== Listing
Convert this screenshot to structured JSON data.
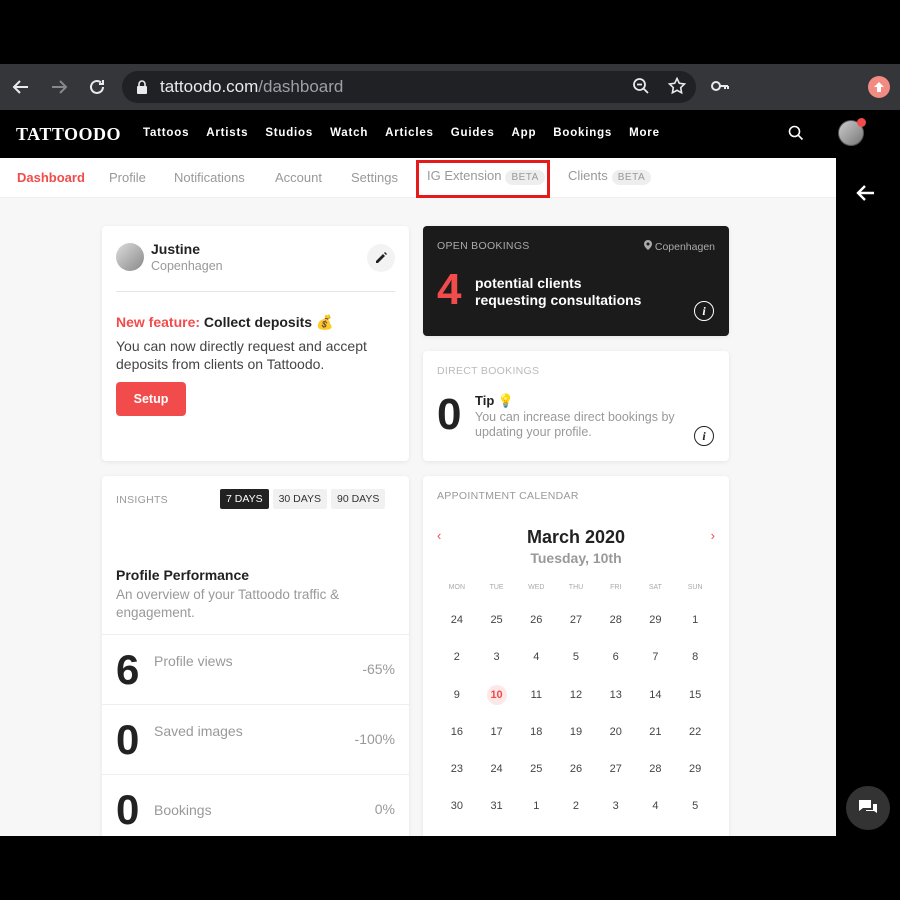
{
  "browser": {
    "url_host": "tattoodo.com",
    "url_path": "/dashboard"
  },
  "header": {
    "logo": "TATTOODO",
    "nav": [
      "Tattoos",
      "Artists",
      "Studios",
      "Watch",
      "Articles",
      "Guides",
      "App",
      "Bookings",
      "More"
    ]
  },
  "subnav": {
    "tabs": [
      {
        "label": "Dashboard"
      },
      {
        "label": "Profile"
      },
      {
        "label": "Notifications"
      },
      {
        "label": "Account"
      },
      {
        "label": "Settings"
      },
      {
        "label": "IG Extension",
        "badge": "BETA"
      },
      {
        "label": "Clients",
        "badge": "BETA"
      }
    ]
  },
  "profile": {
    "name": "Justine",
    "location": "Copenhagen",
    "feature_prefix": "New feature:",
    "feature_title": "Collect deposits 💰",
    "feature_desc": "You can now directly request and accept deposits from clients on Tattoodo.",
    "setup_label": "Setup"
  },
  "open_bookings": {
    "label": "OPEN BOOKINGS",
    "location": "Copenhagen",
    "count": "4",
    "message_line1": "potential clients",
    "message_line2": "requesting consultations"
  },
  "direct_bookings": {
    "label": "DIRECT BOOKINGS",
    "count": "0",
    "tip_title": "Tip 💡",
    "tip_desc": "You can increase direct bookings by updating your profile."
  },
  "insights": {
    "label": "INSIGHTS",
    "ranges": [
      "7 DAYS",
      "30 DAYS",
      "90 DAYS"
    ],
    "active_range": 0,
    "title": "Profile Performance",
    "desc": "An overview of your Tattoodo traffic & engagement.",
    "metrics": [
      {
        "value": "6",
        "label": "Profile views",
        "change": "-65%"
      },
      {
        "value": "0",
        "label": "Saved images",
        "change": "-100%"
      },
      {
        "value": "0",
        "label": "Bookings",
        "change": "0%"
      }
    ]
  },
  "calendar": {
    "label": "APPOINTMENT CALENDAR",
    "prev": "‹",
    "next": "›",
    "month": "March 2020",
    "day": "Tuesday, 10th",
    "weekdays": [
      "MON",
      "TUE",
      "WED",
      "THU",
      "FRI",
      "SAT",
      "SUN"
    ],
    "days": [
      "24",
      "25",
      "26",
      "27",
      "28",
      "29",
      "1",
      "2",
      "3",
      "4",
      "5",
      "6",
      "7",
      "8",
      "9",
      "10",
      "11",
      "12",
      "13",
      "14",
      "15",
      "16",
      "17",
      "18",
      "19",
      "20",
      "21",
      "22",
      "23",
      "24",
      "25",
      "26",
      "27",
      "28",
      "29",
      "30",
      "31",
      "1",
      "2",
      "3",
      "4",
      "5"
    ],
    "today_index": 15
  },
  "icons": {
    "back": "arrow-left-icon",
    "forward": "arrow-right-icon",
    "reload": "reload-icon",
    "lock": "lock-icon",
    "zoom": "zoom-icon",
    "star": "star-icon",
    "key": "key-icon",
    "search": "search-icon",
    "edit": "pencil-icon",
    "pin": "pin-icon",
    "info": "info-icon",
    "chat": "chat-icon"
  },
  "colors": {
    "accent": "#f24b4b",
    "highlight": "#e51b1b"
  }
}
====
== Listing
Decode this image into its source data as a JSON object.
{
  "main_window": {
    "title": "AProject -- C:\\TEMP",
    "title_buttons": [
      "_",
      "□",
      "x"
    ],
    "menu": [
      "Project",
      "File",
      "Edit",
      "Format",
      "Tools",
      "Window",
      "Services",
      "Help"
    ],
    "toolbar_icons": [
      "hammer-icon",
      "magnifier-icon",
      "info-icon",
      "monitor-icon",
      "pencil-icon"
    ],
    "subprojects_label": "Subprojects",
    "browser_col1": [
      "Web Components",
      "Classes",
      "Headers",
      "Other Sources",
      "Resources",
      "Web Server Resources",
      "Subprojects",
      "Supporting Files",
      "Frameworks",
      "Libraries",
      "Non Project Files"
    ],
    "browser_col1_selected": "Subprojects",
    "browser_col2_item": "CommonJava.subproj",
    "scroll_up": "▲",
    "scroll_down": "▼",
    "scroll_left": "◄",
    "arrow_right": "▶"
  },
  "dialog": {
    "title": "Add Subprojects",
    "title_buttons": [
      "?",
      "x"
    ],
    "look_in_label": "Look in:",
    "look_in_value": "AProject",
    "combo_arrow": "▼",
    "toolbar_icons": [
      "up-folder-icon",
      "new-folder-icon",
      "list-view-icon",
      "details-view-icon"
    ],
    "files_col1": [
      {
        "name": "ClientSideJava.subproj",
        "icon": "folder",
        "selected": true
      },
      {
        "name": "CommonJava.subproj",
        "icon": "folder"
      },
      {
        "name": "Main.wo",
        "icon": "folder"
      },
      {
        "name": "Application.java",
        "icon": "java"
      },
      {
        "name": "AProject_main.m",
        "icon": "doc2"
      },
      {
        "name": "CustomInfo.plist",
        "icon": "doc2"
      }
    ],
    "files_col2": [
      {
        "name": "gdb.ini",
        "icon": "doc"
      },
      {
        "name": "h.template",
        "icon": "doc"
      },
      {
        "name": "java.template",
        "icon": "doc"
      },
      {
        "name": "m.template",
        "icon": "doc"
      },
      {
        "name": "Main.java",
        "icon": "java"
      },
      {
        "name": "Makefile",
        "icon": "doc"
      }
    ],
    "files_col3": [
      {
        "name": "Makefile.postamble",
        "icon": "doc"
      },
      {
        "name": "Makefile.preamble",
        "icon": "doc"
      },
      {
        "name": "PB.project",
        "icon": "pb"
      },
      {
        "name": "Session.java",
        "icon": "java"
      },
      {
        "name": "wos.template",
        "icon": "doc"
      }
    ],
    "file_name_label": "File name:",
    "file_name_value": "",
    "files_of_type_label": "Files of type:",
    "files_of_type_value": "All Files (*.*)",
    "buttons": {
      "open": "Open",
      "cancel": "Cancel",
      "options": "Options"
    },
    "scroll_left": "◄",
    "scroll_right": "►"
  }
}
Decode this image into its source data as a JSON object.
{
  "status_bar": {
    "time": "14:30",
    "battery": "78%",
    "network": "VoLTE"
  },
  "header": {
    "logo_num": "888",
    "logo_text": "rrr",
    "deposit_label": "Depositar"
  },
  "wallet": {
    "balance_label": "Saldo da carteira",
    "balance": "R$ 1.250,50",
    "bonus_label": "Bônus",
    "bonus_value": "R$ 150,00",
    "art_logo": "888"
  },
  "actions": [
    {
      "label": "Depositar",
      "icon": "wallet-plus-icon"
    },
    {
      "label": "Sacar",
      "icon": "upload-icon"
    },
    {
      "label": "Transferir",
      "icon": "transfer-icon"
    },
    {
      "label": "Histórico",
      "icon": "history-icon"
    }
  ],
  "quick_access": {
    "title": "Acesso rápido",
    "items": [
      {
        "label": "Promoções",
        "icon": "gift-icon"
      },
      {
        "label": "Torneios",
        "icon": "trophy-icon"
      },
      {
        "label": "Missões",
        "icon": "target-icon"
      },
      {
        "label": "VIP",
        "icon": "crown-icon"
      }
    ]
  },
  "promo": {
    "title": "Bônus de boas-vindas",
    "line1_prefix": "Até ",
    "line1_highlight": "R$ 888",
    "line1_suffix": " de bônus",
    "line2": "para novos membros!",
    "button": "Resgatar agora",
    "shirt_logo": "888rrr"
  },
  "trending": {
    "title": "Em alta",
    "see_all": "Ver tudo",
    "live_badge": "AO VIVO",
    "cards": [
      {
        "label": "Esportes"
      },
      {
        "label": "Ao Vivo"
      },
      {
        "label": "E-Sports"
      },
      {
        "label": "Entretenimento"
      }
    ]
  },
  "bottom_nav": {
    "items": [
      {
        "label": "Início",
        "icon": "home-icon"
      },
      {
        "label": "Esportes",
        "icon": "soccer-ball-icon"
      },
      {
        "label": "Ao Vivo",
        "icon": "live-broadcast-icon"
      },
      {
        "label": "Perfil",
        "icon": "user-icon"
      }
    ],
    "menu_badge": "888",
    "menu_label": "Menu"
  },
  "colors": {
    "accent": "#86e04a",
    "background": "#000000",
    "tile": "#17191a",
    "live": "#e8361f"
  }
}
====
Please list every line of the records that contains "Depositar".

## Reply
    "deposit_label": "Depositar"
      "label": "Depositar",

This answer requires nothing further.